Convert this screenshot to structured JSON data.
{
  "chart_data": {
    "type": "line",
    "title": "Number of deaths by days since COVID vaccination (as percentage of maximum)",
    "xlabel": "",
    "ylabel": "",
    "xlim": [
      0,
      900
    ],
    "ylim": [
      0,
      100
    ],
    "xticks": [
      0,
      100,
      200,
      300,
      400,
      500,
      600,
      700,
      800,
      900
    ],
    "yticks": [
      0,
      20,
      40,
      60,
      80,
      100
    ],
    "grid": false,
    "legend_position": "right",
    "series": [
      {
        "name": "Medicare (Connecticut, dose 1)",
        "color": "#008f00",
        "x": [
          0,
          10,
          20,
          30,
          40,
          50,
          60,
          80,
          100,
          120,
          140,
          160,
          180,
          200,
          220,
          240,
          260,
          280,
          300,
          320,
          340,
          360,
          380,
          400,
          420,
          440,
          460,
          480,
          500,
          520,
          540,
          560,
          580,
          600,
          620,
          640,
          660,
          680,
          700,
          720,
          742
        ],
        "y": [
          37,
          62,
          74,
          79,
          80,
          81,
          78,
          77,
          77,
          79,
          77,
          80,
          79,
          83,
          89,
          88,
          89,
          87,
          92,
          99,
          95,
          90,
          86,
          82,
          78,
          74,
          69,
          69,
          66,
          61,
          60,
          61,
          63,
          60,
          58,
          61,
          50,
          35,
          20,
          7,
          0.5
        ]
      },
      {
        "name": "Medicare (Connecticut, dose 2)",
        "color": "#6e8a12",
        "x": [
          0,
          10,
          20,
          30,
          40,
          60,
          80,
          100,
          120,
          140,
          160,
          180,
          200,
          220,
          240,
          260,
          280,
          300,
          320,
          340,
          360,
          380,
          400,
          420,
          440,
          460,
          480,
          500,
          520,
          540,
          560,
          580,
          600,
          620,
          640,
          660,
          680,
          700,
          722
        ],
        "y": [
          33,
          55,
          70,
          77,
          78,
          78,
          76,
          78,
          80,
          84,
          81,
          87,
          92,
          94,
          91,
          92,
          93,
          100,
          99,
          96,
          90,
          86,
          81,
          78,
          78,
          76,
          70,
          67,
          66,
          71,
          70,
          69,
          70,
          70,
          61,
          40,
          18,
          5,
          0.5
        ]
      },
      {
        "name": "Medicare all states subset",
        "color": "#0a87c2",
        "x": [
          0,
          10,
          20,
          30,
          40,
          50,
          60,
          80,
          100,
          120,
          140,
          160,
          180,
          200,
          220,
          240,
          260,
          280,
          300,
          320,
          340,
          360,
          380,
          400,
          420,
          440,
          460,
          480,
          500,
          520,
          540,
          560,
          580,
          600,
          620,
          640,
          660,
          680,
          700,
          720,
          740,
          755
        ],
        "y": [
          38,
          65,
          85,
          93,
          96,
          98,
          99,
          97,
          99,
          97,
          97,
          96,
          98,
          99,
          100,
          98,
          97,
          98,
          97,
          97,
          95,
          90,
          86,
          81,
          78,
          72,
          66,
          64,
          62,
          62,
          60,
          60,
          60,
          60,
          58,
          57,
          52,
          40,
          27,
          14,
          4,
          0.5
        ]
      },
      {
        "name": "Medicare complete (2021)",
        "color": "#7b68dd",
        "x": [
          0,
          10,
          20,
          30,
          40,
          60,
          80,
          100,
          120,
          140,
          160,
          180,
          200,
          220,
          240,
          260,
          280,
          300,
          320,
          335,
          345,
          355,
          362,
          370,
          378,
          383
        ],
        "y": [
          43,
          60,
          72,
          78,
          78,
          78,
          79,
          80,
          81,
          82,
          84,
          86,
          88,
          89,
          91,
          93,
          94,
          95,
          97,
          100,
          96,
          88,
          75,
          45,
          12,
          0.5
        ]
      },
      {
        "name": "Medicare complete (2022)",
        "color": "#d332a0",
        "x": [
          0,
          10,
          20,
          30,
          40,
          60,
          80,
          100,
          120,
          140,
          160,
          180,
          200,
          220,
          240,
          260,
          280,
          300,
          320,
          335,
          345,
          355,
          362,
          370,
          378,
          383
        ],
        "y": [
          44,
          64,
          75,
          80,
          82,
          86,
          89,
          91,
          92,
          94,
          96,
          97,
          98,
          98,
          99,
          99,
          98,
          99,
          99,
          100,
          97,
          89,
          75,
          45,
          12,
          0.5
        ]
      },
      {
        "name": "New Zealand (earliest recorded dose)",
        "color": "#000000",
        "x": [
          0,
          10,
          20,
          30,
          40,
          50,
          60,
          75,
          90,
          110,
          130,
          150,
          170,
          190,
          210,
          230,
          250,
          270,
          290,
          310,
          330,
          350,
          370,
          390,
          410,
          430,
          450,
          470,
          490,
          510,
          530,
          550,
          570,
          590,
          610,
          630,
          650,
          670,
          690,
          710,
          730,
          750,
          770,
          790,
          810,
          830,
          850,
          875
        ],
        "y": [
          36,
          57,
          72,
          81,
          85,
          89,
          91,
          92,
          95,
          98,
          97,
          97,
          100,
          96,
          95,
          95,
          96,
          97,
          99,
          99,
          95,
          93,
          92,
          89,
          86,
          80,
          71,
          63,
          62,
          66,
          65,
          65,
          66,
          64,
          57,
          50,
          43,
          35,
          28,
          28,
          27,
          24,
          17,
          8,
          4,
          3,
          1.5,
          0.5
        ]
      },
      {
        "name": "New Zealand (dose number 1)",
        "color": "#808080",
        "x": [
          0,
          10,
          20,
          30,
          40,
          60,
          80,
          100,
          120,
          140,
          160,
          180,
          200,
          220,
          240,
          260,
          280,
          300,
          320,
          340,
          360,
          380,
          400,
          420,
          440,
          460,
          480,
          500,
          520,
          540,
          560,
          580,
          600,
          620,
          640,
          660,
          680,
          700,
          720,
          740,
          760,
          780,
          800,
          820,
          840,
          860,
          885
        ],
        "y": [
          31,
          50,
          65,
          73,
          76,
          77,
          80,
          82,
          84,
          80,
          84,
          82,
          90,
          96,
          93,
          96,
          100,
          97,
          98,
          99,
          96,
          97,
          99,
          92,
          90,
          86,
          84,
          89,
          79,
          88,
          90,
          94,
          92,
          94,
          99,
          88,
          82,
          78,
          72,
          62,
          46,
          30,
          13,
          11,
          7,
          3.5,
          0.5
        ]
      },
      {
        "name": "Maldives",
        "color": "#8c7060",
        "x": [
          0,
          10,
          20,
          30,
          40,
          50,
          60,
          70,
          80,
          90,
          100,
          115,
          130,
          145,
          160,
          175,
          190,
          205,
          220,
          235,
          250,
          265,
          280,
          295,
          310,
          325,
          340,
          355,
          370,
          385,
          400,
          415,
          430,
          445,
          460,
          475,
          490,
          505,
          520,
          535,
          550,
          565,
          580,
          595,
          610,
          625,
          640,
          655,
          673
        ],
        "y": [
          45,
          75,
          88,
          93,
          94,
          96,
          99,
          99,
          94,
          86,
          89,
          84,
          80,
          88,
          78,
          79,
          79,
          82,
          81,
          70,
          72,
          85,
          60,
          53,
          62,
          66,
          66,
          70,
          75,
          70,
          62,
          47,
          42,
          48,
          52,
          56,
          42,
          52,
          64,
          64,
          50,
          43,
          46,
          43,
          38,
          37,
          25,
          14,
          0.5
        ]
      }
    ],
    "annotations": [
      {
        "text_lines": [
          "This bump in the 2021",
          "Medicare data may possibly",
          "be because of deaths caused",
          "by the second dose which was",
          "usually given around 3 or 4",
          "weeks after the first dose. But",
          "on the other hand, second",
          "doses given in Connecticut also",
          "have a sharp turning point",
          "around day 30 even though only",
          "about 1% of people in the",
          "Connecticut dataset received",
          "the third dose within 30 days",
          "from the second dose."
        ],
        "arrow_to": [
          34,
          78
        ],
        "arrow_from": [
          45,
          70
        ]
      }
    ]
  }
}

▸ **Work required**: Report how many lines hold the string "Medicare", giving the number and nothing else.

▸ **Reply**: 6